- **What is required**
All the data should come back exactly as it was given.

- **Provided records**
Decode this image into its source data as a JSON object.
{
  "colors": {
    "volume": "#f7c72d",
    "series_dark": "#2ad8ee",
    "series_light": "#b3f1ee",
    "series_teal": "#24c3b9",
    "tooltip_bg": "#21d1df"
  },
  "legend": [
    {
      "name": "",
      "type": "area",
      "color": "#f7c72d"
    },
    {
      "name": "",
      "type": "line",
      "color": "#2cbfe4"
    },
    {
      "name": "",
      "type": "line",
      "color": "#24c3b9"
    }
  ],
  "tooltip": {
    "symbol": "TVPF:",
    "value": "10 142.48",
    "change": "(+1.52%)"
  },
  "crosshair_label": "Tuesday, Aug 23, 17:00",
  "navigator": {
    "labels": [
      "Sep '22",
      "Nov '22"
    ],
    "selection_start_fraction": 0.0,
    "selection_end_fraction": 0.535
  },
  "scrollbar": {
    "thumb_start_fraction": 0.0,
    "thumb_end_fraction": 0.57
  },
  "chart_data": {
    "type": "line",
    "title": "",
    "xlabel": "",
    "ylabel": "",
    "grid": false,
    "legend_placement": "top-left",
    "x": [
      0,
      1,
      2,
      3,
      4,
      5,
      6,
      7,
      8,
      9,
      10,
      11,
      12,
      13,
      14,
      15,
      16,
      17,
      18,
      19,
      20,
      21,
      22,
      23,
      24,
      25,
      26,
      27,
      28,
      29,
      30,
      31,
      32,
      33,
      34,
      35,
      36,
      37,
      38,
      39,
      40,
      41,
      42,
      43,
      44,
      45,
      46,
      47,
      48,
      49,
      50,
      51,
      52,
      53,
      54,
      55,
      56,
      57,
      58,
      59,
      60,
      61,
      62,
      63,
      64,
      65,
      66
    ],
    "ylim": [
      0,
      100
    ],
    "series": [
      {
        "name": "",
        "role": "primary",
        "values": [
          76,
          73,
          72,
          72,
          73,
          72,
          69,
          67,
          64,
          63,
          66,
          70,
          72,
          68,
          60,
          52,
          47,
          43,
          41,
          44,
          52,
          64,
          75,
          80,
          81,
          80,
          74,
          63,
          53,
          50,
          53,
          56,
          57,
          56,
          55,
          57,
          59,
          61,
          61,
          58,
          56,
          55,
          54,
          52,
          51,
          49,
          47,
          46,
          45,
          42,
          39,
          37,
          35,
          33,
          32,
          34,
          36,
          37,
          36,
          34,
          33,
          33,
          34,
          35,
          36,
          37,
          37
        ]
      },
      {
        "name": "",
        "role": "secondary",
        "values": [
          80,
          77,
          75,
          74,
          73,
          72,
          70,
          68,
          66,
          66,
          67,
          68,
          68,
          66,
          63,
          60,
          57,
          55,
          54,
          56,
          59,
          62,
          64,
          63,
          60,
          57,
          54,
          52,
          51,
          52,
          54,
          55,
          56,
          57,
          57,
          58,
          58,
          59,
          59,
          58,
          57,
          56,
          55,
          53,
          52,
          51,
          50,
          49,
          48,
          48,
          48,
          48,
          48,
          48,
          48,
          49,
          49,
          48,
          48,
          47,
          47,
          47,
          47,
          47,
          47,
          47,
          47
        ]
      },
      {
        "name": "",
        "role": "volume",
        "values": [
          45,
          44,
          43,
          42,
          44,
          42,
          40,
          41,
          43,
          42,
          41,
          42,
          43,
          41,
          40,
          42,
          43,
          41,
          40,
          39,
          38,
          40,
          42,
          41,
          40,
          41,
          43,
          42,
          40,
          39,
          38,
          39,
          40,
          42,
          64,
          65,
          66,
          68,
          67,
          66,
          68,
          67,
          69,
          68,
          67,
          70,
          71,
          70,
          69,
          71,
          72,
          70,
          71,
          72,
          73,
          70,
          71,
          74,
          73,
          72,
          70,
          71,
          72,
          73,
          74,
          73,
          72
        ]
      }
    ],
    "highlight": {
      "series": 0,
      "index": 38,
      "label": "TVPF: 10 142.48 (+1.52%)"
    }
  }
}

- **Result**
Decode this image into its source data as a JSON object.
{
  "colors": {
    "volume": "#f7c72d",
    "series_dark": "#2ad8ee",
    "series_light": "#b3f1ee",
    "series_teal": "#24c3b9",
    "tooltip_bg": "#21d1df"
  },
  "legend": [
    {
      "name": "",
      "type": "area",
      "color": "#f7c72d"
    },
    {
      "name": "",
      "type": "line",
      "color": "#2cbfe4"
    },
    {
      "name": "",
      "type": "line",
      "color": "#24c3b9"
    }
  ],
  "tooltip": {
    "symbol": "TVPF:",
    "value": "10 142.48",
    "change": "(+1.52%)"
  },
  "crosshair_label": "Tuesday, Aug 23, 17:00",
  "navigator": {
    "labels": [
      "Sep '22",
      "Nov '22"
    ],
    "selection_start_fraction": 0.0,
    "selection_end_fraction": 0.535
  },
  "scrollbar": {
    "thumb_start_fraction": 0.0,
    "thumb_end_fraction": 0.57
  },
  "chart_data": {
    "type": "line",
    "title": "",
    "xlabel": "",
    "ylabel": "",
    "grid": false,
    "legend_placement": "top-left",
    "x": [
      0,
      1,
      2,
      3,
      4,
      5,
      6,
      7,
      8,
      9,
      10,
      11,
      12,
      13,
      14,
      15,
      16,
      17,
      18,
      19,
      20,
      21,
      22,
      23,
      24,
      25,
      26,
      27,
      28,
      29,
      30,
      31,
      32,
      33,
      34,
      35,
      36,
      37,
      38,
      39,
      40,
      41,
      42,
      43,
      44,
      45,
      46,
      47,
      48,
      49,
      50,
      51,
      52,
      53,
      54,
      55,
      56,
      57,
      58,
      59,
      60,
      61,
      62,
      63,
      64,
      65,
      66
    ],
    "ylim": [
      0,
      100
    ],
    "series": [
      {
        "name": "",
        "role": "primary",
        "values": [
          76,
          73,
          72,
          72,
          73,
          72,
          69,
          67,
          64,
          63,
          66,
          70,
          72,
          68,
          60,
          52,
          47,
          43,
          41,
          44,
          52,
          64,
          75,
          80,
          81,
          80,
          74,
          63,
          53,
          50,
          53,
          56,
          57,
          56,
          55,
          57,
          59,
          61,
          61,
          58,
          56,
          55,
          54,
          52,
          51,
          49,
          47,
          46,
          45,
          42,
          39,
          37,
          35,
          33,
          32,
          34,
          36,
          37,
          36,
          34,
          33,
          33,
          34,
          35,
          36,
          37,
          37
        ]
      },
      {
        "name": "",
        "role": "secondary",
        "values": [
          80,
          77,
          75,
          74,
          73,
          72,
          70,
          68,
          66,
          66,
          67,
          68,
          68,
          66,
          63,
          60,
          57,
          55,
          54,
          56,
          59,
          62,
          64,
          63,
          60,
          57,
          54,
          52,
          51,
          52,
          54,
          55,
          56,
          57,
          57,
          58,
          58,
          59,
          59,
          58,
          57,
          56,
          55,
          53,
          52,
          51,
          50,
          49,
          48,
          48,
          48,
          48,
          48,
          48,
          48,
          49,
          49,
          48,
          48,
          47,
          47,
          47,
          47,
          47,
          47,
          47,
          47
        ]
      },
      {
        "name": "",
        "role": "volume",
        "values": [
          45,
          44,
          43,
          42,
          44,
          42,
          40,
          41,
          43,
          42,
          41,
          42,
          43,
          41,
          40,
          42,
          43,
          41,
          40,
          39,
          38,
          40,
          42,
          41,
          40,
          41,
          43,
          42,
          40,
          39,
          38,
          39,
          40,
          42,
          64,
          65,
          66,
          68,
          67,
          66,
          68,
          67,
          69,
          68,
          67,
          70,
          71,
          70,
          69,
          71,
          72,
          70,
          71,
          72,
          73,
          70,
          71,
          74,
          73,
          72,
          70,
          71,
          72,
          73,
          74,
          73,
          72
        ]
      }
    ],
    "highlight": {
      "series": 0,
      "index": 38,
      "label": "TVPF: 10 142.48 (+1.52%)"
    }
  }
}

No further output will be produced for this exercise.